• _Objective_: Scan the records below for lines with the word "下列说法正确的是", then state how many you find and nothing else.

• _Records provided_:
------------------------------------

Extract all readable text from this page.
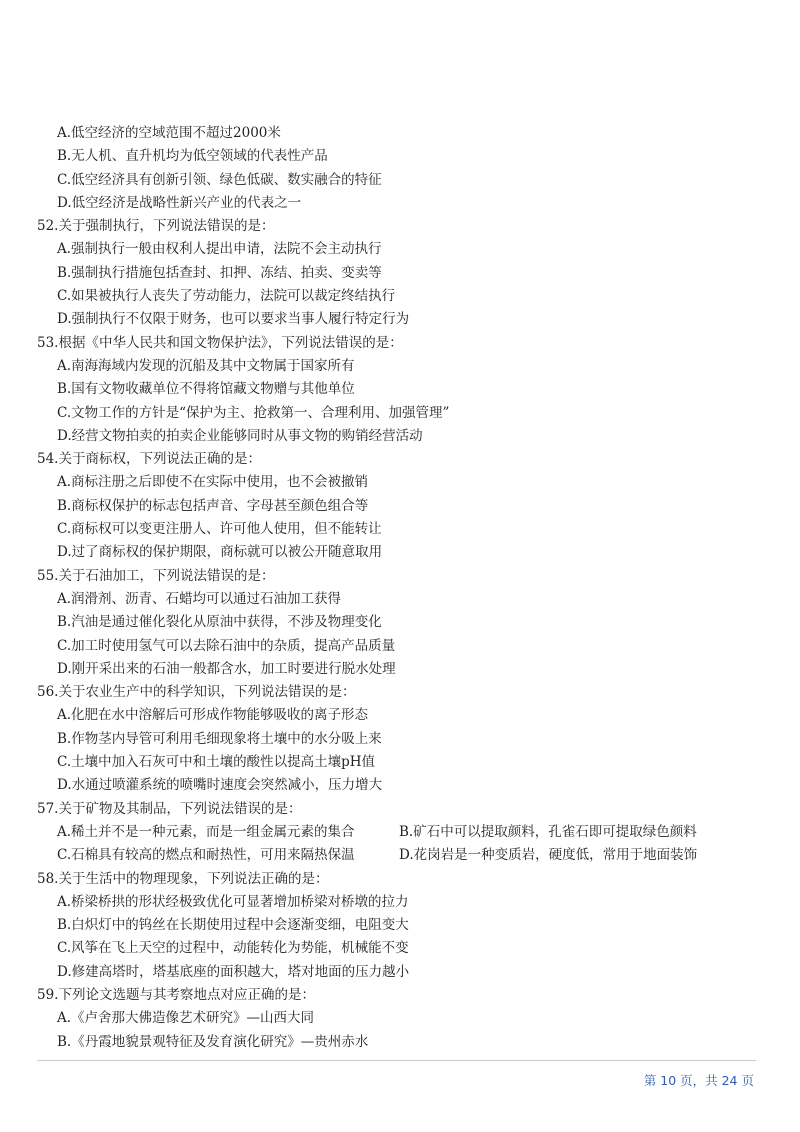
A.低空经济的空域范围不超过2000米
B.无人机、直升机均为低空领域的代表性产品
C.低空经济具有创新引领、绿色低碳、数实融合的特征
D.低空经济是战略性新兴产业的代表之一
52.关于强制执行，下列说法错误的是：
A.强制执行一般由权利人提出申请，法院不会主动执行
B.强制执行措施包括查封、扣押、冻结、拍卖、变卖等
C.如果被执行人丧失了劳动能力，法院可以裁定终结执行
D.强制执行不仅限于财务，也可以要求当事人履行特定行为
53.根据《中华人民共和国文物保护法》，下列说法错误的是：
A.南海海域内发现的沉船及其中文物属于国家所有
B.国有文物收藏单位不得将馆藏文物赠与其他单位
C.文物工作的方针是“保护为主、抢救第一、合理利用、加强管理”
D.经营文物拍卖的拍卖企业能够同时从事文物的购销经营活动
54.关于商标权，下列说法正确的是：
A.商标注册之后即使不在实际中使用，也不会被撤销
B.商标权保护的标志包括声音、字母甚至颜色组合等
C.商标权可以变更注册人、许可他人使用，但不能转让
D.过了商标权的保护期限，商标就可以被公开随意取用
55.关于石油加工，下列说法错误的是：
A.润滑剂、沥青、石蜡均可以通过石油加工获得
B.汽油是通过催化裂化从原油中获得，不涉及物理变化
C.加工时使用氢气可以去除石油中的杂质，提高产品质量
D.刚开采出来的石油一般都含水，加工时要进行脱水处理
56.关于农业生产中的科学知识，下列说法错误的是：
A.化肥在水中溶解后可形成作物能够吸收的离子形态
B.作物茎内导管可利用毛细现象将土壤中的水分吸上来
C.土壤中加入石灰可中和土壤的酸性以提高土壤pH值
D.水通过喷灌系统的喷嘴时速度会突然减小，压力增大
57.关于矿物及其制品，下列说法错误的是：
A.稀土并不是一种元素，而是一组金属元素的集合	B.矿石中可以提取颜料，孔雀石即可提取绿色颜料
C.石棉具有较高的燃点和耐热性，可用来隔热保温	D.花岗岩是一种变质岩，硬度低，常用于地面装饰
58.关于生活中的物理现象，下列说法正确的是：
A.桥梁桥拱的形状经极致优化可显著增加桥梁对桥墩的拉力
B.白炽灯中的钨丝在长期使用过程中会逐渐变细，电阻变大
C.风筝在飞上天空的过程中，动能转化为势能，机械能不变
D.修建高塔时，塔基底座的面积越大，塔对地面的压力越小
59.下列论文选题与其考察地点对应正确的是：
A.《卢舍那大佛造像艺术研究》—山西大同
B.《丹霞地貌景观特征及发育演化研究》—贵州赤水
第 10 页，共 24 页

------------------------------------

• _Response to the task_: 2